* Material shown
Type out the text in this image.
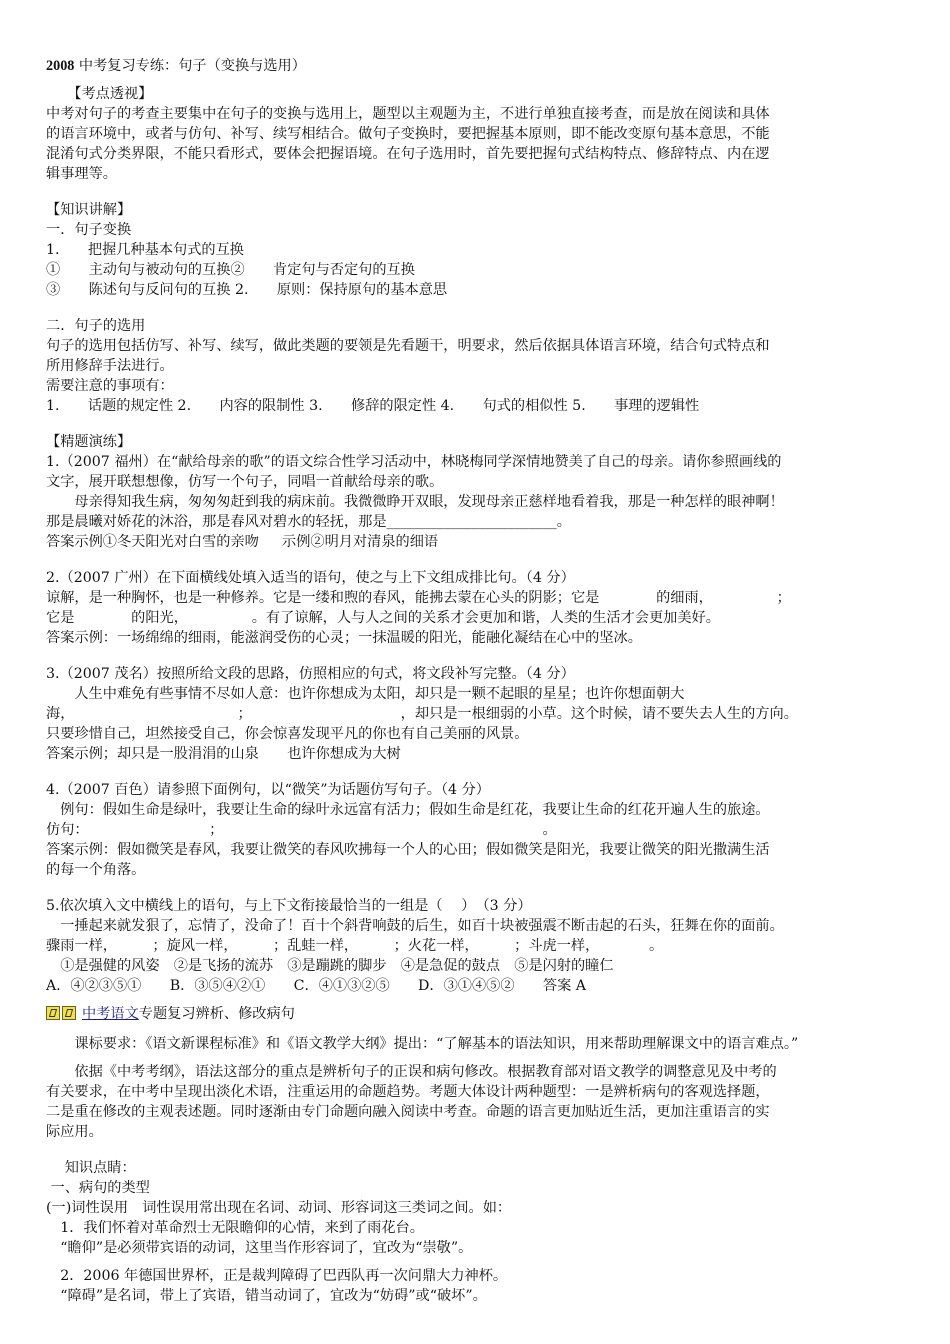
2008 中考复习专练：句子（变换与选用）
　　【考点透视】
中考对句子的考查主要集中在句子的变换与选用上，题型以主观题为主，不进行单独直接考查，而是放在阅读和具体
的语言环境中，或者与仿句、补写、续写相结合。做句子变换时，要把握基本原则，即不能改变原句基本意思，不能
混淆句式分类界限，不能只看形式，要体会把握语境。在句子选用时，首先要把握句式结构特点、修辞特点、内在逻
辑事理等。
【知识讲解】
一．句子变换
1.　　把握几种基本句式的互换
①　　主动句与被动句的互换②　　肯定句与否定句的互换
③　　陈述句与反问句的互换 2.　　原则：保持原句的基本意思
二．句子的选用
句子的选用包括仿写、补写、续写，做此类题的要领是先看题干，明要求，然后依据具体语言环境，结合句式特点和
所用修辞手法进行。
需要注意的事项有：
1.　　话题的规定性 2.　　内容的限制性 3.　　修辞的限定性 4.　　句式的相似性 5.　　事理的逻辑性
【精题演练】
1.（2007 福州）在“献给母亲的歌”的语文综合性学习活动中，林晓梅同学深情地赞美了自己的母亲。请你参照画线的
文字，展开联想想像，仿写一个句子，同唱一首献给母亲的歌。
　　母亲得知我生病，匆匆匆赶到我的病床前。我微微睁开双眼，发现母亲正慈样地看着我，那是一种怎样的眼神啊！
那是晨曦对娇花的沐浴，那是春风对碧水的轻抚，那是________________________。
答案示例①冬天阳光对白雪的亲吻　  示例②明月对清泉的细语
2.（2007 广州）在下面横线处填入适当的语句，使之与上下文组成排比句。（4 分）
谅解，是一种胸怀，也是一种修养。它是一缕和煦的春风，能拂去蒙在心头的阴影；它是　　　　的细雨，　　　　　；
它是　　　　的阳光，　　　　　。有了谅解，人与人之间的关系才会更加和谐，人类的生活才会更加美好。
答案示例：一场绵绵的细雨，能滋润受伤的心灵；一抹温暖的阳光，能融化凝结在心中的坚冰。
3.（2007 茂名）按照所给文段的思路，仿照相应的句式，将文段补写完整。（4 分）
　　人生中难免有些事情不尽如人意：也许你想成为太阳，却只是一颗不起眼的星星；也许你想面朝大
海，　　　　　　　　　　　　；　　　　　　　　　　　，却只是一根细弱的小草。这个时候，请不要失去人生的方向。
只要珍惜自己，坦然接受自己，你会惊喜发现平凡的你也有自己美丽的风景。
答案示例；却只是一股涓涓的山泉　　也许你想成为大树
4.（2007 百色）请参照下面例句，以“微笑”为话题仿写句子。（4 分）
　例句：假如生命是绿叶，我要让生命的绿叶永远富有活力；假如生命是红花，我要让生命的红花开遍人生的旅途。
仿句：　　　　　　　　　；　　　　　　　　　　　　　　　　　　　　　　　。
答案示例：假如微笑是春风，我要让微笑的春风吹拂每一个人的心田；假如微笑是阳光，我要让微笑的阳光撒满生活
的每一个角落。
5.依次填入文中横线上的语句，与上下文衔接最恰当的一组是（　 ）　（3 分）
　一捶起来就发狠了，忘情了，没命了！百十个斜背响鼓的后生，如百十块被强震不断击起的石头，狂舞在你的面前。
骤雨一样，　　　；旋风一样，　　　；乱蛙一样，　　　；火花一样，　　　；斗虎一样，　　　　。
　①是强健的风姿　②是飞扬的流苏　③是蹦跳的脚步　④是急促的鼓点　⑤是闪射的瞳仁
A．④②③⑤①　　B．③⑤④②①　　C．④①③②⑤　　D．③①④⑤②　　答案 A
中考语文专题复习辨析、修改病句
　　课标要求：《语文新课程标准》和《语文教学大纲》提出：“了解基本的语法知识，用来帮助理解课文中的语言难点。”
　　依据《中考考纲》，语法这部分的重点是辨析句子的正误和病句修改。根据教育部对语文教学的调整意见及中考的
有关要求，在中考中呈现出淡化术语，注重运用的命题趋势。考题大体设计两种题型：一是辨析病句的客观选择题，
二是重在修改的主观表述题。同时逐渐由专门命题向融入阅读中考查。命题的语言更加贴近生活，更加注重语言的实
际应用。
　 知识点睛：
一、病句的类型
(一)词性误用　词性误用常出现在名词、动词、形容词这三类词之间。如：
　1．我们怀着对革命烈士无限瞻仰的心情，来到了雨花台。
　“瞻仰”是必须带宾语的动词，这里当作形容词了，宜改为“崇敬”。
　2．2006 年德国世界杯，正是裁判障碍了巴西队再一次问鼎大力神杯。
　“障碍”是名词，带上了宾语，错当动词了，宜改为“妨碍”或“破坏”。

* Directions
Transcribe every line in the entries above, taking out only the images.

* Response
Type out the text in this image.
2008 中考复习专练：句子（变换与选用）
　　【考点透视】
中考对句子的考查主要集中在句子的变换与选用上，题型以主观题为主，不进行单独直接考查，而是放在阅读和具体
的语言环境中，或者与仿句、补写、续写相结合。做句子变换时，要把握基本原则，即不能改变原句基本意思，不能
混淆句式分类界限，不能只看形式，要体会把握语境。在句子选用时，首先要把握句式结构特点、修辞特点、内在逻
辑事理等。
【知识讲解】
一．句子变换
1.　　把握几种基本句式的互换
①　　主动句与被动句的互换②　　肯定句与否定句的互换
③　　陈述句与反问句的互换 2.　　原则：保持原句的基本意思
二．句子的选用
句子的选用包括仿写、补写、续写，做此类题的要领是先看题干，明要求，然后依据具体语言环境，结合句式特点和
所用修辞手法进行。
需要注意的事项有：
1.　　话题的规定性 2.　　内容的限制性 3.　　修辞的限定性 4.　　句式的相似性 5.　　事理的逻辑性
【精题演练】
1.（2007 福州）在“献给母亲的歌”的语文综合性学习活动中，林晓梅同学深情地赞美了自己的母亲。请你参照画线的
文字，展开联想想像，仿写一个句子，同唱一首献给母亲的歌。
　　母亲得知我生病，匆匆匆赶到我的病床前。我微微睁开双眼，发现母亲正慈样地看着我，那是一种怎样的眼神啊！
那是晨曦对娇花的沐浴，那是春风对碧水的轻抚，那是________________________。
答案示例①冬天阳光对白雪的亲吻　  示例②明月对清泉的细语
2.（2007 广州）在下面横线处填入适当的语句，使之与上下文组成排比句。（4 分）
谅解，是一种胸怀，也是一种修养。它是一缕和煦的春风，能拂去蒙在心头的阴影；它是　　　　的细雨，　　　　　；
它是　　　　的阳光，　　　　　。有了谅解，人与人之间的关系才会更加和谐，人类的生活才会更加美好。
答案示例：一场绵绵的细雨，能滋润受伤的心灵；一抹温暖的阳光，能融化凝结在心中的坚冰。
3.（2007 茂名）按照所给文段的思路，仿照相应的句式，将文段补写完整。（4 分）
　　人生中难免有些事情不尽如人意：也许你想成为太阳，却只是一颗不起眼的星星；也许你想面朝大
海，　　　　　　　　　　　　；　　　　　　　　　　　，却只是一根细弱的小草。这个时候，请不要失去人生的方向。
只要珍惜自己，坦然接受自己，你会惊喜发现平凡的你也有自己美丽的风景。
答案示例；却只是一股涓涓的山泉　　也许你想成为大树
4.（2007 百色）请参照下面例句，以“微笑”为话题仿写句子。（4 分）
　例句：假如生命是绿叶，我要让生命的绿叶永远富有活力；假如生命是红花，我要让生命的红花开遍人生的旅途。
仿句：　　　　　　　　　；　　　　　　　　　　　　　　　　　　　　　　　。
答案示例：假如微笑是春风，我要让微笑的春风吹拂每一个人的心田；假如微笑是阳光，我要让微笑的阳光撒满生活
的每一个角落。
5.依次填入文中横线上的语句，与上下文衔接最恰当的一组是（　 ）　（3 分）
　一捶起来就发狠了，忘情了，没命了！百十个斜背响鼓的后生，如百十块被强震不断击起的石头，狂舞在你的面前。
骤雨一样，　　　；旋风一样，　　　；乱蛙一样，　　　；火花一样，　　　；斗虎一样，　　　　。
　①是强健的风姿　②是飞扬的流苏　③是蹦跳的脚步　④是急促的鼓点　⑤是闪射的瞳仁
A．④②③⑤①　　B．③⑤④②①　　C．④①③②⑤　　D．③①④⑤②　　答案 A
中考语文专题复习辨析、修改病句
　　课标要求：《语文新课程标准》和《语文教学大纲》提出：“了解基本的语法知识，用来帮助理解课文中的语言难点。”
　　依据《中考考纲》，语法这部分的重点是辨析句子的正误和病句修改。根据教育部对语文教学的调整意见及中考的
有关要求，在中考中呈现出淡化术语，注重运用的命题趋势。考题大体设计两种题型：一是辨析病句的客观选择题，
二是重在修改的主观表述题。同时逐渐由专门命题向融入阅读中考查。命题的语言更加贴近生活，更加注重语言的实
际应用。
　 知识点睛：
一、病句的类型
(一)词性误用　词性误用常出现在名词、动词、形容词这三类词之间。如：
　1．我们怀着对革命烈士无限瞻仰的心情，来到了雨花台。
　“瞻仰”是必须带宾语的动词，这里当作形容词了，宜改为“崇敬”。
　2．2006 年德国世界杯，正是裁判障碍了巴西队再一次问鼎大力神杯。
　“障碍”是名词，带上了宾语，错当动词了，宜改为“妨碍”或“破坏”。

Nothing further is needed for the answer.